### What needs to be done:
Leave the pictures out. Return all other data exactly.

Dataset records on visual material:
※

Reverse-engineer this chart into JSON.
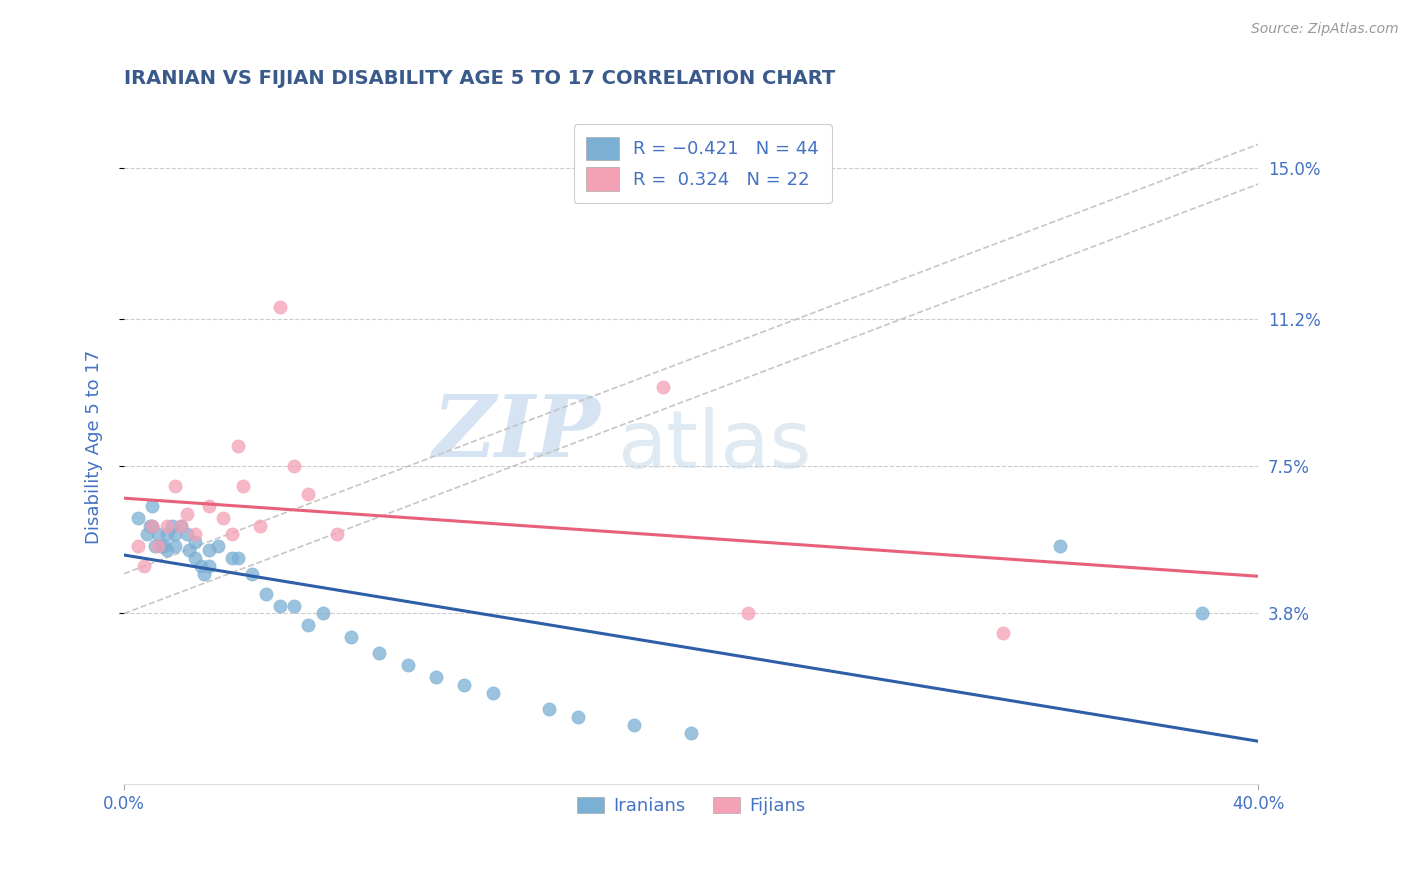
{
  "title": "IRANIAN VS FIJIAN DISABILITY AGE 5 TO 17 CORRELATION CHART",
  "source": "Source: ZipAtlas.com",
  "ylabel": "Disability Age 5 to 17",
  "xlim": [
    0.0,
    0.4
  ],
  "ylim": [
    -0.005,
    0.165
  ],
  "xticks": [
    0.0,
    0.4
  ],
  "xtick_labels": [
    "0.0%",
    "40.0%"
  ],
  "ytick_labels": [
    "3.8%",
    "7.5%",
    "11.2%",
    "15.0%"
  ],
  "ytick_vals": [
    0.038,
    0.075,
    0.112,
    0.15
  ],
  "title_color": "#3a5a8c",
  "axis_color": "#4472c4",
  "grid_color": "#cccccc",
  "watermark_zip": "ZIP",
  "watermark_atlas": "atlas",
  "iranian_color": "#7bafd4",
  "fijian_color": "#f4a0b5",
  "iranian_trend_color": "#2e5ea8",
  "fijian_trend_color": "#e8607a",
  "conf_band_color": "#c0c0c0",
  "iranian_x": [
    0.005,
    0.008,
    0.009,
    0.01,
    0.01,
    0.011,
    0.012,
    0.013,
    0.014,
    0.015,
    0.015,
    0.017,
    0.018,
    0.018,
    0.02,
    0.022,
    0.023,
    0.025,
    0.025,
    0.027,
    0.028,
    0.03,
    0.03,
    0.033,
    0.038,
    0.04,
    0.045,
    0.05,
    0.055,
    0.06,
    0.065,
    0.07,
    0.08,
    0.09,
    0.1,
    0.11,
    0.12,
    0.13,
    0.15,
    0.16,
    0.18,
    0.2,
    0.33,
    0.38
  ],
  "iranian_y": [
    0.062,
    0.058,
    0.06,
    0.065,
    0.06,
    0.055,
    0.058,
    0.055,
    0.055,
    0.058,
    0.054,
    0.06,
    0.058,
    0.055,
    0.06,
    0.058,
    0.054,
    0.056,
    0.052,
    0.05,
    0.048,
    0.054,
    0.05,
    0.055,
    0.052,
    0.052,
    0.048,
    0.043,
    0.04,
    0.04,
    0.035,
    0.038,
    0.032,
    0.028,
    0.025,
    0.022,
    0.02,
    0.018,
    0.014,
    0.012,
    0.01,
    0.008,
    0.055,
    0.038
  ],
  "fijian_x": [
    0.005,
    0.007,
    0.01,
    0.012,
    0.015,
    0.018,
    0.02,
    0.022,
    0.025,
    0.03,
    0.035,
    0.038,
    0.04,
    0.042,
    0.048,
    0.055,
    0.06,
    0.065,
    0.075,
    0.19,
    0.22,
    0.31
  ],
  "fijian_y": [
    0.055,
    0.05,
    0.06,
    0.055,
    0.06,
    0.07,
    0.06,
    0.063,
    0.058,
    0.065,
    0.062,
    0.058,
    0.08,
    0.07,
    0.06,
    0.115,
    0.075,
    0.068,
    0.058,
    0.095,
    0.038,
    0.033
  ],
  "conf_line1_intercept": 0.048,
  "conf_line1_slope": 0.27,
  "conf_line2_intercept": 0.038,
  "conf_line2_slope": 0.27
}
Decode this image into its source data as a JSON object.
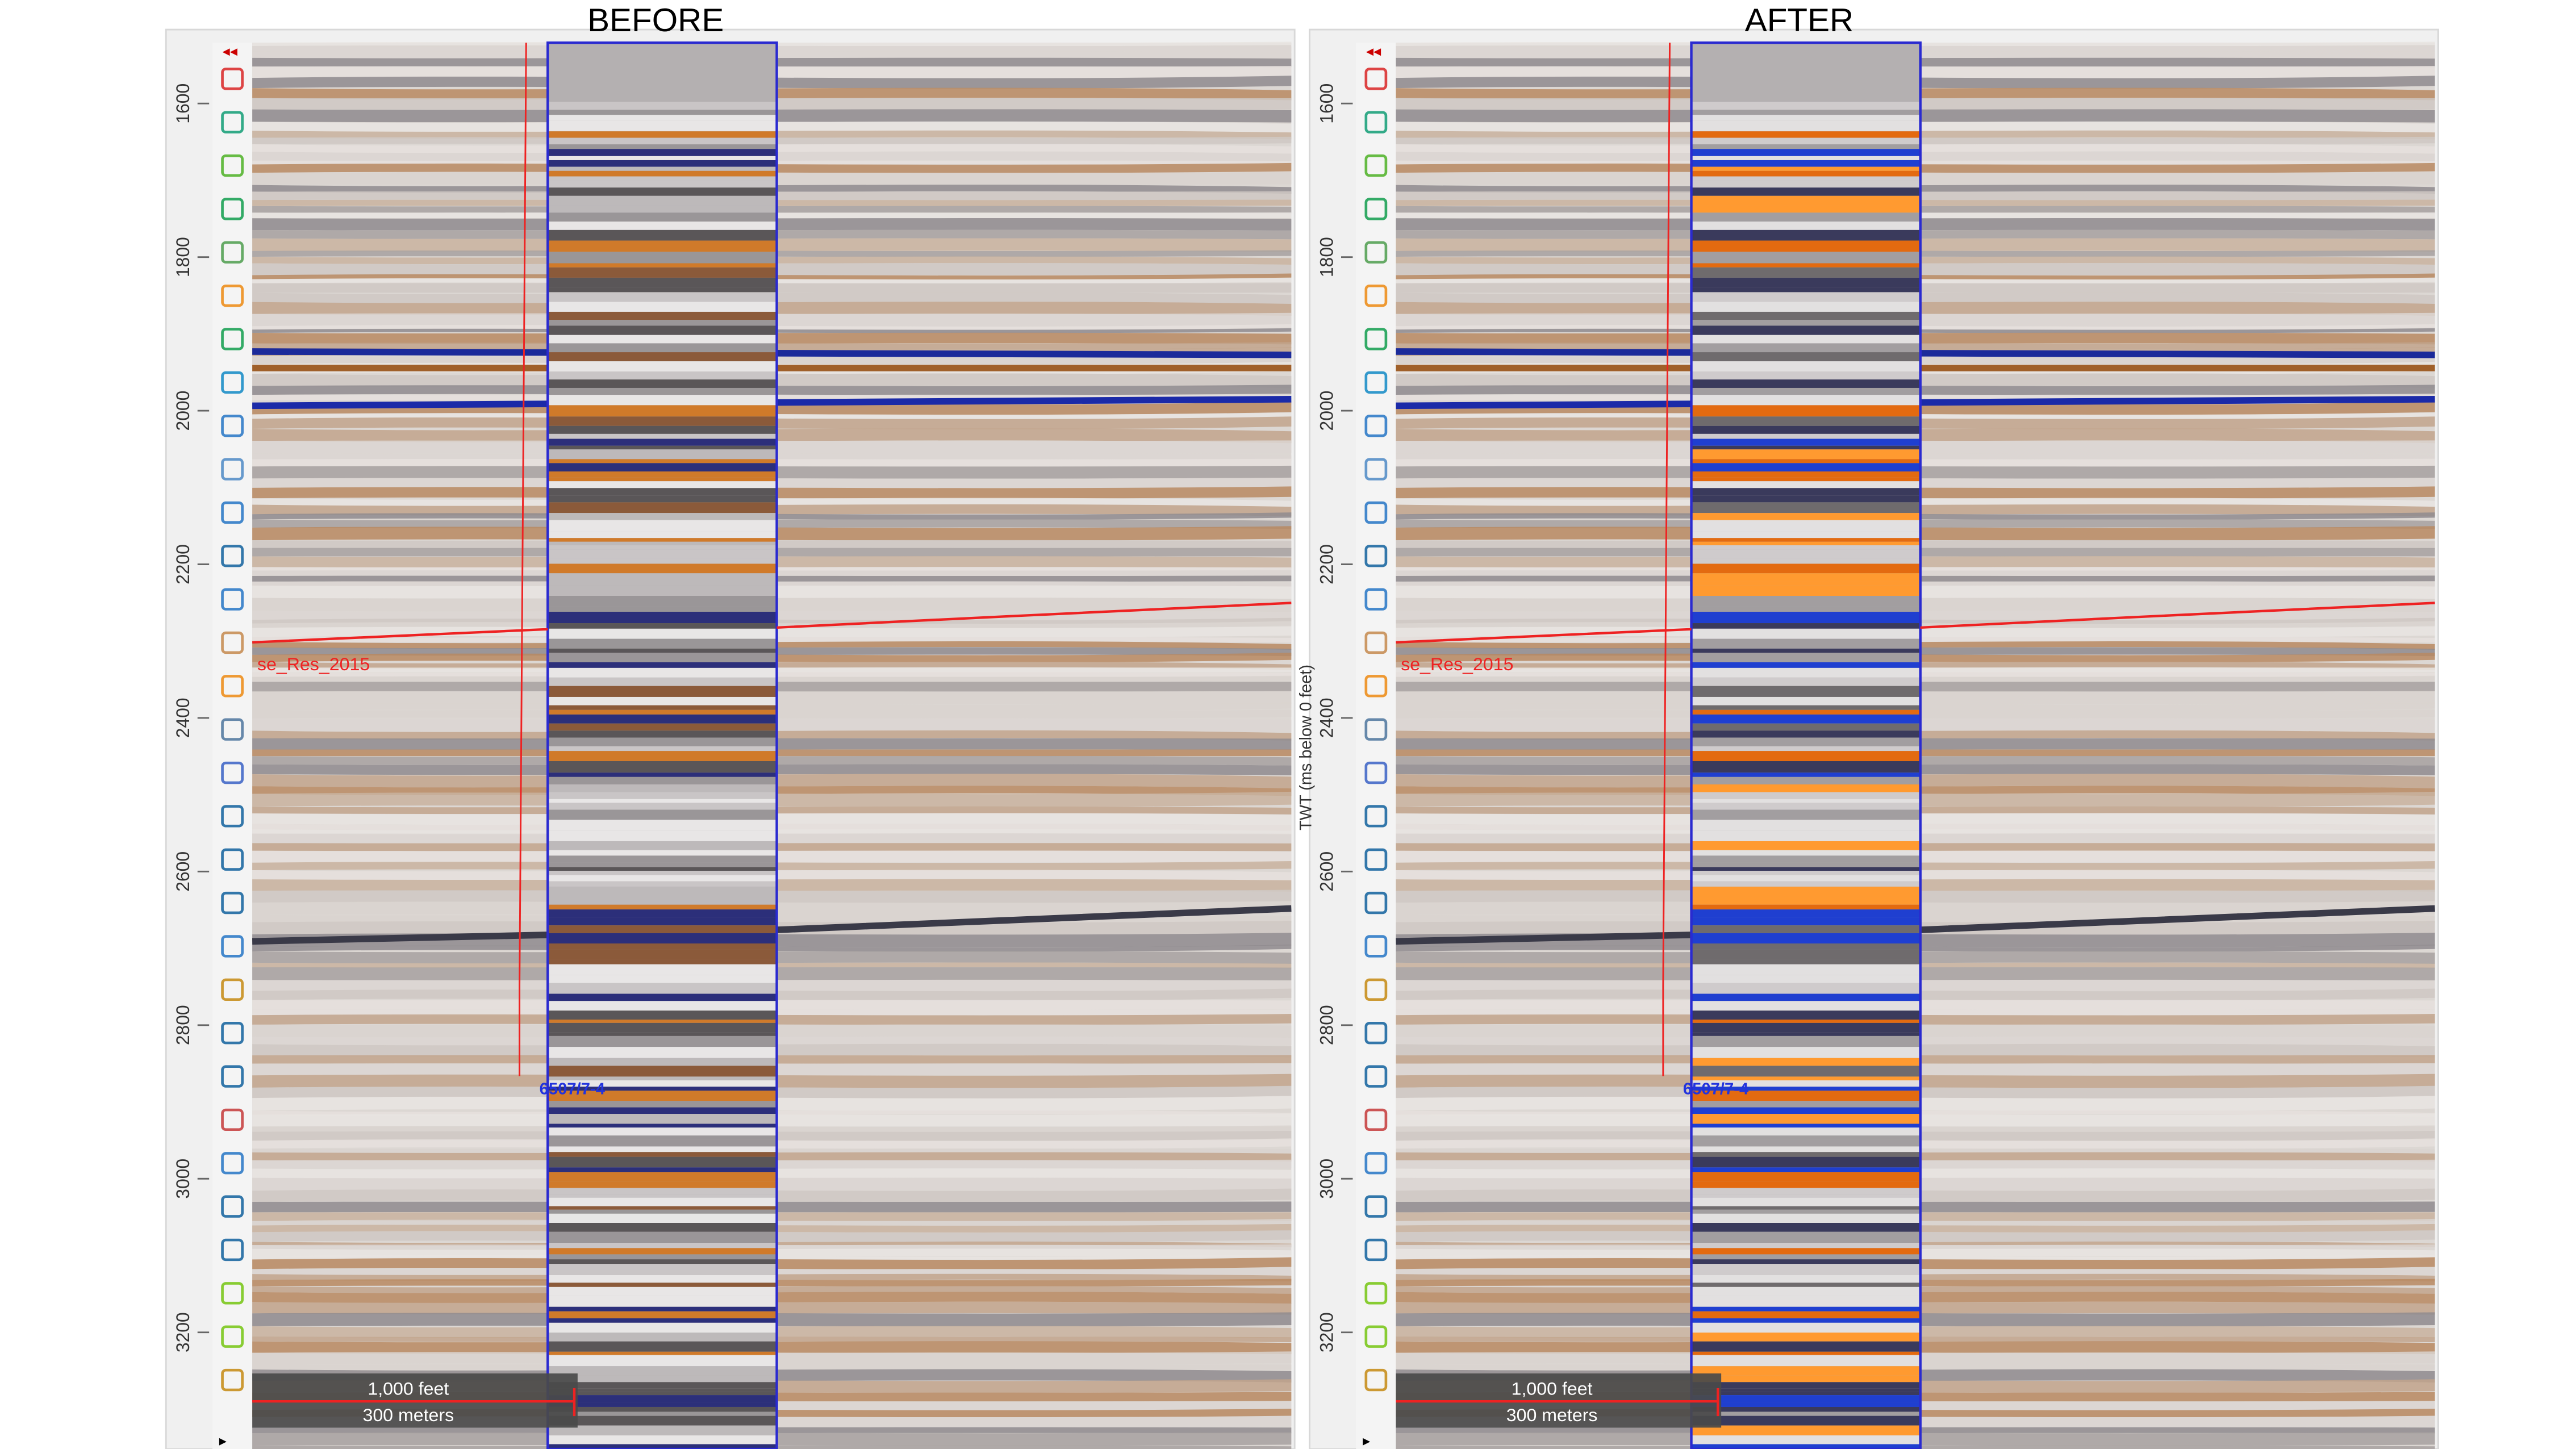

※

### Output of the task:
Reverse-engineer this chart into JSON.
{
  "title": "IRANIAN VS FIJIAN DISABILITY AGE 5 TO 17 CORRELATION CHART",
  "source": "Source: ZipAtlas.com",
  "ylabel": "Disability Age 5 to 17",
  "xlim": [
    0.0,
    0.4
  ],
  "ylim": [
    -0.005,
    0.165
  ],
  "xticks": [
    0.0,
    0.4
  ],
  "xtick_labels": [
    "0.0%",
    "40.0%"
  ],
  "ytick_labels": [
    "3.8%",
    "7.5%",
    "11.2%",
    "15.0%"
  ],
  "ytick_vals": [
    0.038,
    0.075,
    0.112,
    0.15
  ],
  "title_color": "#3a5a8c",
  "axis_color": "#4472c4",
  "grid_color": "#cccccc",
  "watermark_zip": "ZIP",
  "watermark_atlas": "atlas",
  "iranian_color": "#7bafd4",
  "fijian_color": "#f4a0b5",
  "iranian_trend_color": "#2e5ea8",
  "fijian_trend_color": "#e8607a",
  "conf_band_color": "#c0c0c0",
  "iranian_x": [
    0.005,
    0.008,
    0.009,
    0.01,
    0.01,
    0.011,
    0.012,
    0.013,
    0.014,
    0.015,
    0.015,
    0.017,
    0.018,
    0.018,
    0.02,
    0.022,
    0.023,
    0.025,
    0.025,
    0.027,
    0.028,
    0.03,
    0.03,
    0.033,
    0.038,
    0.04,
    0.045,
    0.05,
    0.055,
    0.06,
    0.065,
    0.07,
    0.08,
    0.09,
    0.1,
    0.11,
    0.12,
    0.13,
    0.15,
    0.16,
    0.18,
    0.2,
    0.33,
    0.38
  ],
  "iranian_y": [
    0.062,
    0.058,
    0.06,
    0.065,
    0.06,
    0.055,
    0.058,
    0.055,
    0.055,
    0.058,
    0.054,
    0.06,
    0.058,
    0.055,
    0.06,
    0.058,
    0.054,
    0.056,
    0.052,
    0.05,
    0.048,
    0.054,
    0.05,
    0.055,
    0.052,
    0.052,
    0.048,
    0.043,
    0.04,
    0.04,
    0.035,
    0.038,
    0.032,
    0.028,
    0.025,
    0.022,
    0.02,
    0.018,
    0.014,
    0.012,
    0.01,
    0.008,
    0.055,
    0.038
  ],
  "fijian_x": [
    0.005,
    0.007,
    0.01,
    0.012,
    0.015,
    0.018,
    0.02,
    0.022,
    0.025,
    0.03,
    0.035,
    0.038,
    0.04,
    0.042,
    0.048,
    0.055,
    0.06,
    0.065,
    0.075,
    0.19,
    0.22,
    0.31
  ],
  "fijian_y": [
    0.055,
    0.05,
    0.06,
    0.055,
    0.06,
    0.07,
    0.06,
    0.063,
    0.058,
    0.065,
    0.062,
    0.058,
    0.08,
    0.07,
    0.06,
    0.115,
    0.075,
    0.068,
    0.058,
    0.095,
    0.038,
    0.033
  ],
  "conf_line1_intercept": 0.048,
  "conf_line1_slope": 0.27,
  "conf_line2_intercept": 0.038,
  "conf_line2_slope": 0.27
}
Decode this image into its source data as a JSON object.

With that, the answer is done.